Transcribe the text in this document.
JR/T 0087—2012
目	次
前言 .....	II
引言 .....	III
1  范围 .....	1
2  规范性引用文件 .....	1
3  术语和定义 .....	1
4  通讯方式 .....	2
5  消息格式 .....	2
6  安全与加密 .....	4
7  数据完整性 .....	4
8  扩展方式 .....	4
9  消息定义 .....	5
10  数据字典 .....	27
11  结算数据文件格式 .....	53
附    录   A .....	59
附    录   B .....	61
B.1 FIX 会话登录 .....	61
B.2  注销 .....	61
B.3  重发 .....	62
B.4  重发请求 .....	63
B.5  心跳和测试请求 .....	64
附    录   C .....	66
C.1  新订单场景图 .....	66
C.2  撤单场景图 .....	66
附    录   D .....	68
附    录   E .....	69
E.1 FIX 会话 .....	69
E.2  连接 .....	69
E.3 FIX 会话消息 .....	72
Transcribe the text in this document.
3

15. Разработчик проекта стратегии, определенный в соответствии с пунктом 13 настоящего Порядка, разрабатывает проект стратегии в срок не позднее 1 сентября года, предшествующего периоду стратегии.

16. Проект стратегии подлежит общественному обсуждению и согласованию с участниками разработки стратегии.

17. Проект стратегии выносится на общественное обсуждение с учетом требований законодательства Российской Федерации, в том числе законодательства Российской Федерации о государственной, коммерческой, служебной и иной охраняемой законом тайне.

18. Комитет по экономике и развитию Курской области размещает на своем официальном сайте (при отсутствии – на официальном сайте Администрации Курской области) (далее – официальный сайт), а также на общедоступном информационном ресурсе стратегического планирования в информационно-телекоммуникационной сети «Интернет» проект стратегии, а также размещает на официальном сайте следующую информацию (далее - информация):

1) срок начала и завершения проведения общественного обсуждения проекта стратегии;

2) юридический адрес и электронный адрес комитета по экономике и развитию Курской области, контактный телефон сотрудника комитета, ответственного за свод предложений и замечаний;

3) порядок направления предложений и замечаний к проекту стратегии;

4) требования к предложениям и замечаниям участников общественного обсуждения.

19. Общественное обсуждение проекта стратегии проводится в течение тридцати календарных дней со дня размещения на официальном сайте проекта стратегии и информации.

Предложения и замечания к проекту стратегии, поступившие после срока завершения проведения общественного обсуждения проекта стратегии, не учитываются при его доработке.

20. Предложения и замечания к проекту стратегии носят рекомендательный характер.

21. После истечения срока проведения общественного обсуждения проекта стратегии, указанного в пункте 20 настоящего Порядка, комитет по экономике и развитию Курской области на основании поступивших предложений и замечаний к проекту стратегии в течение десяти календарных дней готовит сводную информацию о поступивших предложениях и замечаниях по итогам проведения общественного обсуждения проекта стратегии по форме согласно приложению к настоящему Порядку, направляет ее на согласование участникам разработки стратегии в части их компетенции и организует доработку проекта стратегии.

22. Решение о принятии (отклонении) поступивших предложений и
= = = = =
#### DIRECTIONS FOR THIS TASK:
Using the listing above, show each line holding the string "проекту".

#### OUTPUT:
3) порядок направления предложений и замечаний к проекту стратегии;
Предложения и замечания к проекту стратегии, поступившие после срока завершения проведения общественного обсуждения проекта стратегии, не учитываются при его доработке.
20. Предложения и замечания к проекту стратегии носят рекомендательный характер.
21. После истечения срока проведения общественного обсуждения проекта стратегии, указанного в пункте 20 настоящего Порядка, комитет по экономике и развитию Курской области на основании поступивших предложений и замечаний к проекту стратегии в течение десяти календарных дней готовит сводную информацию о поступивших предложениях и замечаниях по итогам проведения общественного обсуждения проекта стратегии по форме согласно приложению к настоящему Порядку, направляет ее на согласование участникам разработки стратегии в части их компетенции и организует доработку проекта стратегии.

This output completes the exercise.